TASK BRIEF → Give the number of lines that include the string "charger", nothing more.
····················
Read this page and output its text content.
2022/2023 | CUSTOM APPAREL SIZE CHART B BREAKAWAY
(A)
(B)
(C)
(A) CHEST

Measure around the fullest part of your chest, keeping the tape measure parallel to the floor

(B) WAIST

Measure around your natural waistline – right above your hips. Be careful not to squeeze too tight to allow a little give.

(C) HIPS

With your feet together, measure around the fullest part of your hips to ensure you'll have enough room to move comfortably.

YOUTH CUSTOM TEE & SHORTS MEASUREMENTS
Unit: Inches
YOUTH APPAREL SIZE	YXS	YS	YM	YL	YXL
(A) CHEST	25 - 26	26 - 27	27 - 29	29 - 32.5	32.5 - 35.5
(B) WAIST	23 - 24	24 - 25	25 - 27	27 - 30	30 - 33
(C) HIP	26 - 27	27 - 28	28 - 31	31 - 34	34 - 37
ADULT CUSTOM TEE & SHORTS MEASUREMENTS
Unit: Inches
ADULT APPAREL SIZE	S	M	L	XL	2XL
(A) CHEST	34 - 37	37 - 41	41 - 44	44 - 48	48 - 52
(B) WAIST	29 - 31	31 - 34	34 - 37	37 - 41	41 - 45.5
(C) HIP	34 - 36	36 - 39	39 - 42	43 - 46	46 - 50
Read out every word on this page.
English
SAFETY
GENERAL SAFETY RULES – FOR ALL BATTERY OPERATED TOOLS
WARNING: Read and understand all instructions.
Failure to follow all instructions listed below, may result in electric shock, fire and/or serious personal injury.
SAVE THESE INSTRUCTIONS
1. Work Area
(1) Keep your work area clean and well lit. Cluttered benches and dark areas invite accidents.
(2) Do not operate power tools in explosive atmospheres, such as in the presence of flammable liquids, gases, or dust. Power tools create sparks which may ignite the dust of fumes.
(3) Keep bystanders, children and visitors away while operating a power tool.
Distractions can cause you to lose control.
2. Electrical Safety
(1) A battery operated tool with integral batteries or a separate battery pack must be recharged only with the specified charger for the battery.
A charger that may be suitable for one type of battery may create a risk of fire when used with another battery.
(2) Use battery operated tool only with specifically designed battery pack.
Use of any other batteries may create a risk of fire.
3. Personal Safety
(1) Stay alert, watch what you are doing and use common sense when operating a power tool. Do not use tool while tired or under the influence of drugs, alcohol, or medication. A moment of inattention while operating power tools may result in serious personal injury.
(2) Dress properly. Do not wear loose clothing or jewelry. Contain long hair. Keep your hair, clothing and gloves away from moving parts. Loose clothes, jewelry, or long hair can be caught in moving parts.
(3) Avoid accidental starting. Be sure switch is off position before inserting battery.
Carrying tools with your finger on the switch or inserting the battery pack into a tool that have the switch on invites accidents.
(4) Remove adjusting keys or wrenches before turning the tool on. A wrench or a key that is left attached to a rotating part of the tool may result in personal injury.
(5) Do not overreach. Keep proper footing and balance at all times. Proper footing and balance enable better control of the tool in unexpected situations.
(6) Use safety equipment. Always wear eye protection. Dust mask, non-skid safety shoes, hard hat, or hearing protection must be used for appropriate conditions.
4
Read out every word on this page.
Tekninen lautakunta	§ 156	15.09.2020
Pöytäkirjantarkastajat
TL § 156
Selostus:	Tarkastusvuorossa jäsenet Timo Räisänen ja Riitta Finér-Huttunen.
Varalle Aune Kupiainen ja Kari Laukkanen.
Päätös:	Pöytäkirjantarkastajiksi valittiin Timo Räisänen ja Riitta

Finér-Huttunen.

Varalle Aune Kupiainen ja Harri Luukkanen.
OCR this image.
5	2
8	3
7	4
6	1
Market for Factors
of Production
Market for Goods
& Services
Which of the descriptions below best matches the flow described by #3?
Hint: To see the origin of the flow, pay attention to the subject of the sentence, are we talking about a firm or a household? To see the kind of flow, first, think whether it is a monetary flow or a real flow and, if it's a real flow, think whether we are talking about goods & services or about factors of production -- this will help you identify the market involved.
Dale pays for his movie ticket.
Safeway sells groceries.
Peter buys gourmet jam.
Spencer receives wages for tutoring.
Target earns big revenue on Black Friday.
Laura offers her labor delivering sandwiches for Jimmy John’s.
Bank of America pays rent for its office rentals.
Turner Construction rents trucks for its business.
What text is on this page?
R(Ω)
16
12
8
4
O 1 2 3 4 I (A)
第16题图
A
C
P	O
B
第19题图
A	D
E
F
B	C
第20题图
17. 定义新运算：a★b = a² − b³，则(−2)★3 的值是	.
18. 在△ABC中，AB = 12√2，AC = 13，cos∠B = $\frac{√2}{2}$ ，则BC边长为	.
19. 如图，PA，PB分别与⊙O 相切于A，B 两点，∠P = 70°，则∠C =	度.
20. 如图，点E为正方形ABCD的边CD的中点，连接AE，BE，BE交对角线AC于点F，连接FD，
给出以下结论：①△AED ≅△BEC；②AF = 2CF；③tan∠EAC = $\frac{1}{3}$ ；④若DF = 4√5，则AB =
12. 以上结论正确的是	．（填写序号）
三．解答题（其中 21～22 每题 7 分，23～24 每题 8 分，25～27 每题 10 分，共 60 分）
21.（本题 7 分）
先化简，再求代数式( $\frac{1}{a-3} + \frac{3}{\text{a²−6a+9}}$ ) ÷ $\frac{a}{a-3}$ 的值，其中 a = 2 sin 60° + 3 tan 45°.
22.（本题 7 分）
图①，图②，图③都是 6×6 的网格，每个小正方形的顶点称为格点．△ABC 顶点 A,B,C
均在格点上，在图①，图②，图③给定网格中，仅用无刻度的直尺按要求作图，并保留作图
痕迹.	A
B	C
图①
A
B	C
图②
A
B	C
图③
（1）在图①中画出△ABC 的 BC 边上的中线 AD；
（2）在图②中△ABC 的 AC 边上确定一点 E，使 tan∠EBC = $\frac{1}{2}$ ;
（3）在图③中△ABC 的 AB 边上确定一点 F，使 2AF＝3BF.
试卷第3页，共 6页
····················
OUTPUT OF THE TASK → 2